STATED TASK:
How many lines in the rows below contain the string "axis"? Case matters. Reply with the number alone.

INPUT ROWS:
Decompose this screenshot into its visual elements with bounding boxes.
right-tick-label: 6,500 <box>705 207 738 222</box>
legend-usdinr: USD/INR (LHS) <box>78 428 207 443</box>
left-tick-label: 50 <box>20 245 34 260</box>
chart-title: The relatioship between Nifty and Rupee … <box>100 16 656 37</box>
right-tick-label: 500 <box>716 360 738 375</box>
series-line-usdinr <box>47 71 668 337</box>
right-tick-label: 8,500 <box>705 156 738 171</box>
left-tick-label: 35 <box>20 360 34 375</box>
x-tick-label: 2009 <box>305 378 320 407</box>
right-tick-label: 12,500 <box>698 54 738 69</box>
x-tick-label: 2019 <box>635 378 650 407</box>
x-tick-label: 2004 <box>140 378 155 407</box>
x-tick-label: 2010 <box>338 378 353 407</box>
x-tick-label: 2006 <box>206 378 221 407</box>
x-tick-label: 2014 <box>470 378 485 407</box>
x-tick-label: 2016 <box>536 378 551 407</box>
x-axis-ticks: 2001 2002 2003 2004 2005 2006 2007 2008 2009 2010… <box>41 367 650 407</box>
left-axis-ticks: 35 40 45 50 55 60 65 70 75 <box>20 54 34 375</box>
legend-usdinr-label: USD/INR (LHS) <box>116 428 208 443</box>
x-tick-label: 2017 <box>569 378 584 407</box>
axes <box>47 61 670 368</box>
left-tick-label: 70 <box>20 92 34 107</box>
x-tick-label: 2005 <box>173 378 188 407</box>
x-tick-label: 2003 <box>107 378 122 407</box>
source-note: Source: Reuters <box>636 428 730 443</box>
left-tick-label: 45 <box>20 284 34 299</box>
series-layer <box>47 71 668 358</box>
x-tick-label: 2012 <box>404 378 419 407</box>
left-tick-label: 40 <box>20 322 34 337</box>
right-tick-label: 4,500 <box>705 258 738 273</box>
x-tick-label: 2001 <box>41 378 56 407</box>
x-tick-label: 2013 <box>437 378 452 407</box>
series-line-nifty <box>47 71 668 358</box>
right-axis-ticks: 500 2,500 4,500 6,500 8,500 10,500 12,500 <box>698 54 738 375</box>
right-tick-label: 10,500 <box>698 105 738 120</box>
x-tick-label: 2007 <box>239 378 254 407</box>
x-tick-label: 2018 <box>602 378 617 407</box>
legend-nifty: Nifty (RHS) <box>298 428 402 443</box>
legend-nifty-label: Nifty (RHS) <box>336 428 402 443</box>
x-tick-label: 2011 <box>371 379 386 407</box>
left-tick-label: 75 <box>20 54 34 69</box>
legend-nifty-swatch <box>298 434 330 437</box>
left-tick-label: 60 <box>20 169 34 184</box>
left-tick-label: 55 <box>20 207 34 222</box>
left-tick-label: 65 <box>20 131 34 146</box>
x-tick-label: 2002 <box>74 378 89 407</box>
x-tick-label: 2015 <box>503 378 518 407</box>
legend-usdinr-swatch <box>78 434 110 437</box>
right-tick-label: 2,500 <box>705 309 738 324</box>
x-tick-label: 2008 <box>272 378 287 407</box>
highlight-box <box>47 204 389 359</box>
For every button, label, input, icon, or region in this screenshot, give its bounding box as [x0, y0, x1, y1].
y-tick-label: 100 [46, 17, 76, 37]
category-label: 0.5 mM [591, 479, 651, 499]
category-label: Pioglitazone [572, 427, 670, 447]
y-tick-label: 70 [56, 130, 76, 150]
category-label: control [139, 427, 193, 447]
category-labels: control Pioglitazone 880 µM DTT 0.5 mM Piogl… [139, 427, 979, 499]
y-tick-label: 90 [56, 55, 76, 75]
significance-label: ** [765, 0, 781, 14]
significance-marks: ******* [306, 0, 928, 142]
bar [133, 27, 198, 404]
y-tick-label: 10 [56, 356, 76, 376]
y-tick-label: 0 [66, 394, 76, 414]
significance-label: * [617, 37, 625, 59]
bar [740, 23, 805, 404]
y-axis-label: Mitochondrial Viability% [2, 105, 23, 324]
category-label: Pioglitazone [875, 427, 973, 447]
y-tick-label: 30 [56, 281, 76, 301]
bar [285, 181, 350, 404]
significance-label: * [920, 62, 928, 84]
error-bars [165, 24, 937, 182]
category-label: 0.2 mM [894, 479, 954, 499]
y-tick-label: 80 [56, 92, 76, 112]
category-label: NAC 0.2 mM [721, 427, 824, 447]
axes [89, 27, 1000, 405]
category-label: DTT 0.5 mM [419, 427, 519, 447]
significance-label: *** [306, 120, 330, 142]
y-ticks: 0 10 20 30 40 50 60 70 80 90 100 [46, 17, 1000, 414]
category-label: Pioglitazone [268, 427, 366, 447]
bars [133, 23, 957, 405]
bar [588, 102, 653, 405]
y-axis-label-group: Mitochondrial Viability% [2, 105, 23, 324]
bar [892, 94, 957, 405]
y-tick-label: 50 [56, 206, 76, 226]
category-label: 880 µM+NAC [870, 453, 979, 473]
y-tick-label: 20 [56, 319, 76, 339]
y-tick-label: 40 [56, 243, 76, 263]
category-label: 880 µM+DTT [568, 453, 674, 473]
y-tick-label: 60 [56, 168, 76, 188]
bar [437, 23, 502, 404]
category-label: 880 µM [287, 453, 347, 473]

WRITTEN SOLUTION:
5